REQUIREMENT ▸ Write the material out again, line by line, exactly as it is.

(Extracted data entries)
* Start *

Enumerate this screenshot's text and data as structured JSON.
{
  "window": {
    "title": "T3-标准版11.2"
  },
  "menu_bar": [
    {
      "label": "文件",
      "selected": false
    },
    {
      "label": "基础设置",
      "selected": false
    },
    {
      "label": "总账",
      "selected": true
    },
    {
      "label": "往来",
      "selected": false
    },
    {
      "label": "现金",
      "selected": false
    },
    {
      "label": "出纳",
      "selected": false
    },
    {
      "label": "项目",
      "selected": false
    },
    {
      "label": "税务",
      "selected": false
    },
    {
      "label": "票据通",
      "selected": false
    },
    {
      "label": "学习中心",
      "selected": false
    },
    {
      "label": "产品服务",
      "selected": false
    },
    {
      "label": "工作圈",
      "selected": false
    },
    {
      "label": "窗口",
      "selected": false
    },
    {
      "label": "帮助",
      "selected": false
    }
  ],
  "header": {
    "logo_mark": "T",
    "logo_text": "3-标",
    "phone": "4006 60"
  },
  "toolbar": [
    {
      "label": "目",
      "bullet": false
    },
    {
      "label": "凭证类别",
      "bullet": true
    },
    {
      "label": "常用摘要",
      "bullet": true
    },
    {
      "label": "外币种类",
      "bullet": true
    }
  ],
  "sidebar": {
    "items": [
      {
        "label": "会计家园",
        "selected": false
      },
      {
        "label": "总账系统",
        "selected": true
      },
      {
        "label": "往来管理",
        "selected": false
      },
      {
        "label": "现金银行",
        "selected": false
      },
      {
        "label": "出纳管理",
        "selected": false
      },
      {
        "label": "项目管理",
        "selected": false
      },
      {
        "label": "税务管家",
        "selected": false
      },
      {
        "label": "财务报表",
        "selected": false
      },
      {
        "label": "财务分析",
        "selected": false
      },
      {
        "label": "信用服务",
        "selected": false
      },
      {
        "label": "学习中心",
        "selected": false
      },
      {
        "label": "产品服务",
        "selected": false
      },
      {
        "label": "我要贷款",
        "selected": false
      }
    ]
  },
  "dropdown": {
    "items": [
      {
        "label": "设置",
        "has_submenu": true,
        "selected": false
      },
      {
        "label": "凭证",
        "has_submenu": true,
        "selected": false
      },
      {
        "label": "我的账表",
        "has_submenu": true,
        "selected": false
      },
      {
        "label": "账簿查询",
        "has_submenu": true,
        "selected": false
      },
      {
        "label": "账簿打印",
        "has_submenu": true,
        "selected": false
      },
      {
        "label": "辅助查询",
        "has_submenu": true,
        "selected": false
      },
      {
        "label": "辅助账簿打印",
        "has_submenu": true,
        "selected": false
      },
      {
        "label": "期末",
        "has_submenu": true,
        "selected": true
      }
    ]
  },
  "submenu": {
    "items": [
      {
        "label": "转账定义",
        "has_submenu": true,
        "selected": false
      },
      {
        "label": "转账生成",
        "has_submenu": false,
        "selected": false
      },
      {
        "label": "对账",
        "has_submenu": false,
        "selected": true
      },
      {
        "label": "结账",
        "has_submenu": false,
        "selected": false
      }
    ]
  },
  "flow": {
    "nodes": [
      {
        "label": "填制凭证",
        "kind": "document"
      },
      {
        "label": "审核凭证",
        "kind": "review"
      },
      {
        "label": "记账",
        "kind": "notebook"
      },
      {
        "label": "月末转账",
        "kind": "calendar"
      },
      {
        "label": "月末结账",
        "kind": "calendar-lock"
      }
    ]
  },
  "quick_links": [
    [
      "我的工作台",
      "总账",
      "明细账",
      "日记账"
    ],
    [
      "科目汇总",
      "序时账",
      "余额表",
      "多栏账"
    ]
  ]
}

* End *

TASK ANSWER ▸
Enumerate this screenshot's text and data as structured JSON.
{
  "window": {
    "title": "T3-标准版11.2"
  },
  "menu_bar": [
    {
      "label": "文件",
      "selected": false
    },
    {
      "label": "基础设置",
      "selected": false
    },
    {
      "label": "总账",
      "selected": true
    },
    {
      "label": "往来",
      "selected": false
    },
    {
      "label": "现金",
      "selected": false
    },
    {
      "label": "出纳",
      "selected": false
    },
    {
      "label": "项目",
      "selected": false
    },
    {
      "label": "税务",
      "selected": false
    },
    {
      "label": "票据通",
      "selected": false
    },
    {
      "label": "学习中心",
      "selected": false
    },
    {
      "label": "产品服务",
      "selected": false
    },
    {
      "label": "工作圈",
      "selected": false
    },
    {
      "label": "窗口",
      "selected": false
    },
    {
      "label": "帮助",
      "selected": false
    }
  ],
  "header": {
    "logo_mark": "T",
    "logo_text": "3-标",
    "phone": "4006 60"
  },
  "toolbar": [
    {
      "label": "目",
      "bullet": false
    },
    {
      "label": "凭证类别",
      "bullet": true
    },
    {
      "label": "常用摘要",
      "bullet": true
    },
    {
      "label": "外币种类",
      "bullet": true
    }
  ],
  "sidebar": {
    "items": [
      {
        "label": "会计家园",
        "selected": false
      },
      {
        "label": "总账系统",
        "selected": true
      },
      {
        "label": "往来管理",
        "selected": false
      },
      {
        "label": "现金银行",
        "selected": false
      },
      {
        "label": "出纳管理",
        "selected": false
      },
      {
        "label": "项目管理",
        "selected": false
      },
      {
        "label": "税务管家",
        "selected": false
      },
      {
        "label": "财务报表",
        "selected": false
      },
      {
        "label": "财务分析",
        "selected": false
      },
      {
        "label": "信用服务",
        "selected": false
      },
      {
        "label": "学习中心",
        "selected": false
      },
      {
        "label": "产品服务",
        "selected": false
      },
      {
        "label": "我要贷款",
        "selected": false
      }
    ]
  },
  "dropdown": {
    "items": [
      {
        "label": "设置",
        "has_submenu": true,
        "selected": false
      },
      {
        "label": "凭证",
        "has_submenu": true,
        "selected": false
      },
      {
        "label": "我的账表",
        "has_submenu": true,
        "selected": false
      },
      {
        "label": "账簿查询",
        "has_submenu": true,
        "selected": false
      },
      {
        "label": "账簿打印",
        "has_submenu": true,
        "selected": false
      },
      {
        "label": "辅助查询",
        "has_submenu": true,
        "selected": false
      },
      {
        "label": "辅助账簿打印",
        "has_submenu": true,
        "selected": false
      },
      {
        "label": "期末",
        "has_submenu": true,
        "selected": true
      }
    ]
  },
  "submenu": {
    "items": [
      {
        "label": "转账定义",
        "has_submenu": true,
        "selected": false
      },
      {
        "label": "转账生成",
        "has_submenu": false,
        "selected": false
      },
      {
        "label": "对账",
        "has_submenu": false,
        "selected": true
      },
      {
        "label": "结账",
        "has_submenu": false,
        "selected": false
      }
    ]
  },
  "flow": {
    "nodes": [
      {
        "label": "填制凭证",
        "kind": "document"
      },
      {
        "label": "审核凭证",
        "kind": "review"
      },
      {
        "label": "记账",
        "kind": "notebook"
      },
      {
        "label": "月末转账",
        "kind": "calendar"
      },
      {
        "label": "月末结账",
        "kind": "calendar-lock"
      }
    ]
  },
  "quick_links": [
    [
      "我的工作台",
      "总账",
      "明细账",
      "日记账"
    ],
    [
      "科目汇总",
      "序时账",
      "余额表",
      "多栏账"
    ]
  ]
}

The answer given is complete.